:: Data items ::
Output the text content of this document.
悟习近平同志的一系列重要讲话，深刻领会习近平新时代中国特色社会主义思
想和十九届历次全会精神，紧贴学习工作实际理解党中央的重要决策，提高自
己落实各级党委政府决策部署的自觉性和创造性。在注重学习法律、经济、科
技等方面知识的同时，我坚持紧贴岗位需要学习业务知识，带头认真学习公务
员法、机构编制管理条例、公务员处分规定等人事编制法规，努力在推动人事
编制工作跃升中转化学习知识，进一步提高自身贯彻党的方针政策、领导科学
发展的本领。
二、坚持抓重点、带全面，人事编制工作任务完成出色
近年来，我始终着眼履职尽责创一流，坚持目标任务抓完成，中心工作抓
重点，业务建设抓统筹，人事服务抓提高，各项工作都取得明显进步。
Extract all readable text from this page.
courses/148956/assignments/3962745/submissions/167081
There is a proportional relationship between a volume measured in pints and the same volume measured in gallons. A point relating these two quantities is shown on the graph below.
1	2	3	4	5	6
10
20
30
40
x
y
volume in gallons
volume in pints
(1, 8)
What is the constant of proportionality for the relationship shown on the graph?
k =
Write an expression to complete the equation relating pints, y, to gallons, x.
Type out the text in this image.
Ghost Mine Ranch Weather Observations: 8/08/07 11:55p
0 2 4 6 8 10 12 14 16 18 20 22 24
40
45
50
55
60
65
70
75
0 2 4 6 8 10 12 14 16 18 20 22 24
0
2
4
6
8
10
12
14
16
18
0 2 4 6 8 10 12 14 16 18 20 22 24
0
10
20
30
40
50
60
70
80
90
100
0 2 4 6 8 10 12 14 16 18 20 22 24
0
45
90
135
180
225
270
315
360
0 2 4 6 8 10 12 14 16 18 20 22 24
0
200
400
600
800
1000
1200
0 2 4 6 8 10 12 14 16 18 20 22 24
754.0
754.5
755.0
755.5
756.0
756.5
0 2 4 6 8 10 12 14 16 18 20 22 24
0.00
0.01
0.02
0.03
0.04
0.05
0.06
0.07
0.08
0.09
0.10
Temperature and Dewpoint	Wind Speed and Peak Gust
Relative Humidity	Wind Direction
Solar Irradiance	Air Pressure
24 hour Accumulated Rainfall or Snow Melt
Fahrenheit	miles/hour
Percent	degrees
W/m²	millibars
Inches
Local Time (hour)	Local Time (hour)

:: TO DO ::
Determine how many lines of the listing hold the word "this" and reply with that figure alone.

:: REPLY TO THE EXERCISE ::
3